Collection entries

════

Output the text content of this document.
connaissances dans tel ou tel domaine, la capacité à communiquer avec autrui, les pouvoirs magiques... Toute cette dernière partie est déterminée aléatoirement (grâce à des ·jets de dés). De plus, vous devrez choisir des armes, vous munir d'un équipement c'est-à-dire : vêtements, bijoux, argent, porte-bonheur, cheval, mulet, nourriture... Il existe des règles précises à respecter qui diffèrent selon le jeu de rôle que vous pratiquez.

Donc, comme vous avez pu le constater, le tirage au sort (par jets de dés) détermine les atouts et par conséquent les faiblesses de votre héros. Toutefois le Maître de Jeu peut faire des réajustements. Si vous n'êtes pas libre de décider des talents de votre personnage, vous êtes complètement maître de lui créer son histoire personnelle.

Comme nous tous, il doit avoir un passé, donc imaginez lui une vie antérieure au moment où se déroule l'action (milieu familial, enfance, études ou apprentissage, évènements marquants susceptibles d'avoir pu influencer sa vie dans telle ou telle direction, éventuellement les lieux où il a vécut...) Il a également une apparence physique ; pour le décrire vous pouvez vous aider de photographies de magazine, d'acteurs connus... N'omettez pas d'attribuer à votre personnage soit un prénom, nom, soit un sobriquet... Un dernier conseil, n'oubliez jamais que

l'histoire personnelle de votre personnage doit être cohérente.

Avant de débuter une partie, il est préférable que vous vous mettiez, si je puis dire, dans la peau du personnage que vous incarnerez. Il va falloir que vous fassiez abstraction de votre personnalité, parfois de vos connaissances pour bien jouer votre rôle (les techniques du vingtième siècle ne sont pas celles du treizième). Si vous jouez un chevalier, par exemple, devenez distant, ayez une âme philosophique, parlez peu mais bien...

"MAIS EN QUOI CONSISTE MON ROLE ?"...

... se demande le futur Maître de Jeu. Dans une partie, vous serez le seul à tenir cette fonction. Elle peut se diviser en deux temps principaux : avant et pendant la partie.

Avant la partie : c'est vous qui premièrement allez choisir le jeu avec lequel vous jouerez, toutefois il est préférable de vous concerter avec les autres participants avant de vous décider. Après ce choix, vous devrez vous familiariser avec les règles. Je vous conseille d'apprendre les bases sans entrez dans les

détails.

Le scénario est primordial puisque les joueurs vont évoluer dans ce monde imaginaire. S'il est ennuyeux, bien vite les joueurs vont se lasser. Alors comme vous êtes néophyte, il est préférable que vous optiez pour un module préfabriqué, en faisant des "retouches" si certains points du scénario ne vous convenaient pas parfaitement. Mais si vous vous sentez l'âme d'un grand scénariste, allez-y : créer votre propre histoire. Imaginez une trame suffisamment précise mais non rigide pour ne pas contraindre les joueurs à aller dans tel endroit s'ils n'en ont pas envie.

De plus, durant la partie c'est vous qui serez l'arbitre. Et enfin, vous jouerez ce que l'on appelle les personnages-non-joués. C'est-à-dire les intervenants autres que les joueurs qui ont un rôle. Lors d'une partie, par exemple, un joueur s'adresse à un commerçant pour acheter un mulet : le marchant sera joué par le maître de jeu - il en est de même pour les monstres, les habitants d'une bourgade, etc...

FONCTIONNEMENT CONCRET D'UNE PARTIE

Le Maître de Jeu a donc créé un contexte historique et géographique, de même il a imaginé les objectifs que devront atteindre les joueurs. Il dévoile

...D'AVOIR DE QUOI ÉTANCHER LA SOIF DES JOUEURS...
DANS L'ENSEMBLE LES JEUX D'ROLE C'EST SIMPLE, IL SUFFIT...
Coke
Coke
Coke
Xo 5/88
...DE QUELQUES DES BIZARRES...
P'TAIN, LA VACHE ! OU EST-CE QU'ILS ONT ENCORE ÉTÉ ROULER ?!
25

════

Retype all of the data shown above, word for word.

◆ FINAL RESULT:
Output the text content of this document.
connaissances dans tel ou tel domaine, la capacité à communiquer avec autrui, les pouvoirs magiques... Toute cette dernière partie est déterminée aléatoirement (grâce à des ·jets de dés). De plus, vous devrez choisir des armes, vous munir d'un équipement c'est-à-dire : vêtements, bijoux, argent, porte-bonheur, cheval, mulet, nourriture... Il existe des règles précises à respecter qui diffèrent selon le jeu de rôle que vous pratiquez.

Donc, comme vous avez pu le constater, le tirage au sort (par jets de dés) détermine les atouts et par conséquent les faiblesses de votre héros. Toutefois le Maître de Jeu peut faire des réajustements. Si vous n'êtes pas libre de décider des talents de votre personnage, vous êtes complètement maître de lui créer son histoire personnelle.

Comme nous tous, il doit avoir un passé, donc imaginez lui une vie antérieure au moment où se déroule l'action (milieu familial, enfance, études ou apprentissage, évènements marquants susceptibles d'avoir pu influencer sa vie dans telle ou telle direction, éventuellement les lieux où il a vécut...) Il a également une apparence physique ; pour le décrire vous pouvez vous aider de photographies de magazine, d'acteurs connus... N'omettez pas d'attribuer à votre personnage soit un prénom, nom, soit un sobriquet... Un dernier conseil, n'oubliez jamais que

l'histoire personnelle de votre personnage doit être cohérente.

Avant de débuter une partie, il est préférable que vous vous mettiez, si je puis dire, dans la peau du personnage que vous incarnerez. Il va falloir que vous fassiez abstraction de votre personnalité, parfois de vos connaissances pour bien jouer votre rôle (les techniques du vingtième siècle ne sont pas celles du treizième). Si vous jouez un chevalier, par exemple, devenez distant, ayez une âme philosophique, parlez peu mais bien...

"MAIS EN QUOI CONSISTE MON ROLE ?"...

... se demande le futur Maître de Jeu. Dans une partie, vous serez le seul à tenir cette fonction. Elle peut se diviser en deux temps principaux : avant et pendant la partie.

Avant la partie : c'est vous qui premièrement allez choisir le jeu avec lequel vous jouerez, toutefois il est préférable de vous concerter avec les autres participants avant de vous décider. Après ce choix, vous devrez vous familiariser avec les règles. Je vous conseille d'apprendre les bases sans entrez dans les

détails.

Le scénario est primordial puisque les joueurs vont évoluer dans ce monde imaginaire. S'il est ennuyeux, bien vite les joueurs vont se lasser. Alors comme vous êtes néophyte, il est préférable que vous optiez pour un module préfabriqué, en faisant des "retouches" si certains points du scénario ne vous convenaient pas parfaitement. Mais si vous vous sentez l'âme d'un grand scénariste, allez-y : créer votre propre histoire. Imaginez une trame suffisamment précise mais non rigide pour ne pas contraindre les joueurs à aller dans tel endroit s'ils n'en ont pas envie.

De plus, durant la partie c'est vous qui serez l'arbitre. Et enfin, vous jouerez ce que l'on appelle les personnages-non-joués. C'est-à-dire les intervenants autres que les joueurs qui ont un rôle. Lors d'une partie, par exemple, un joueur s'adresse à un commerçant pour acheter un mulet : le marchant sera joué par le maître de jeu - il en est de même pour les monstres, les habitants d'une bourgade, etc...

FONCTIONNEMENT CONCRET D'UNE PARTIE

Le Maître de Jeu a donc créé un contexte historique et géographique, de même il a imaginé les objectifs que devront atteindre les joueurs. Il dévoile

...D'AVOIR DE QUOI ÉTANCHER LA SOIF DES JOUEURS...
DANS L'ENSEMBLE LES JEUX D'ROLE C'EST SIMPLE, IL SUFFIT...
Coke
Coke
Coke
Xo 5/88
...DE QUELQUES DES BIZARRES...
P'TAIN, LA VACHE ! OU EST-CE QU'ILS ONT ENCORE ÉTÉ ROULER ?!
25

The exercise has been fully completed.